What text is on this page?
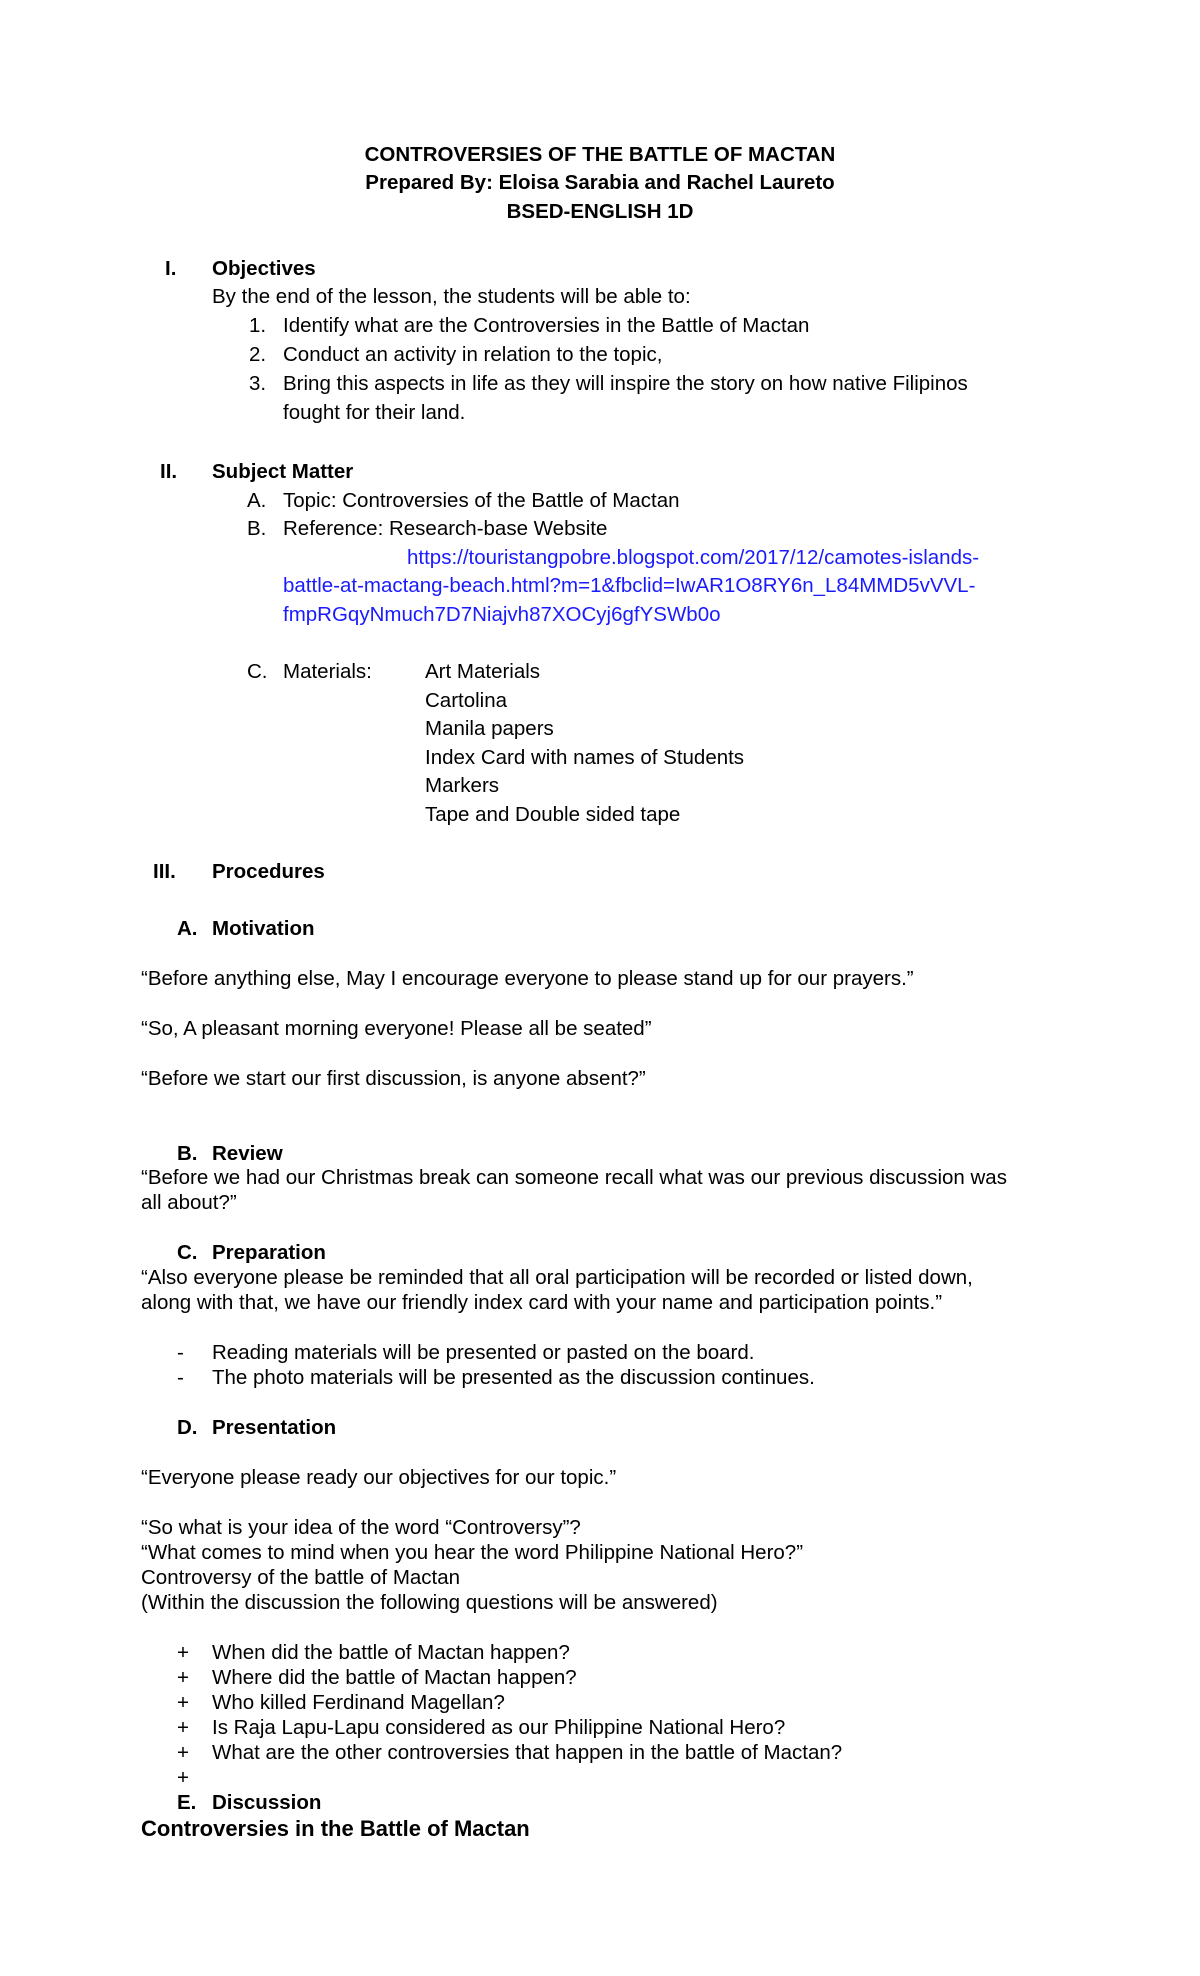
CONTROVERSIES OF THE BATTLE OF MACTAN
Prepared By: Eloisa Sarabia and Rachel Laureto
BSED-ENGLISH 1D
I. Objectives
By the end of the lesson, the students will be able to:
1. Identify what are the Controversies in the Battle of Mactan
2. Conduct an activity in relation to the topic,
3. Bring this aspects in life as they will inspire the story on how native Filipinos
fought for their land.
II. Subject Matter
A. Topic: Controversies of the Battle of Mactan
B. Reference: Research-base Website
https://touristangpobre.blogspot.com/2017/12/camotes-islands-
battle-at-mactang-beach.html?m=1&fbclid=IwAR1O8RY6n_L84MMD5vVVL-
fmpRGqyNmuch7D7Niajvh87XOCyj6gfYSWb0o
C. Materials:	Art Materials
Cartolina
Manila papers
Index Card with names of Students
Markers
Tape and Double sided tape
III. Procedures
A. Motivation
“Before anything else, May I encourage everyone to please stand up for our prayers.”
“So, A pleasant morning everyone! Please all be seated”
“Before we start our first discussion, is anyone absent?”
B. Review
“Before we had our Christmas break can someone recall what was our previous discussion was
all about?”
C. Preparation
“Also everyone please be reminded that all oral participation will be recorded or listed down,
along with that, we have our friendly index card with your name and participation points.”
- Reading materials will be presented or pasted on the board.
- The photo materials will be presented as the discussion continues.
D. Presentation
“Everyone please ready our objectives for our topic.”
“So what is your idea of the word “Controversy”?
“What comes to mind when you hear the word Philippine National Hero?”
Controversy of the battle of Mactan
(Within the discussion the following questions will be answered)
+ When did the battle of Mactan happen?
+ Where did the battle of Mactan happen?
+ Who killed Ferdinand Magellan?
+ Is Raja Lapu-Lapu considered as our Philippine National Hero?
+ What are the other controversies that happen in the battle of Mactan?
+
E. Discussion
Controversies in the Battle of Mactan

__The request__. Gather up the lines that contain the word "your".

__Solution to this task__.
along with that, we have our friendly index card with your name and participation points.”
“So what is your idea of the word “Controversy”?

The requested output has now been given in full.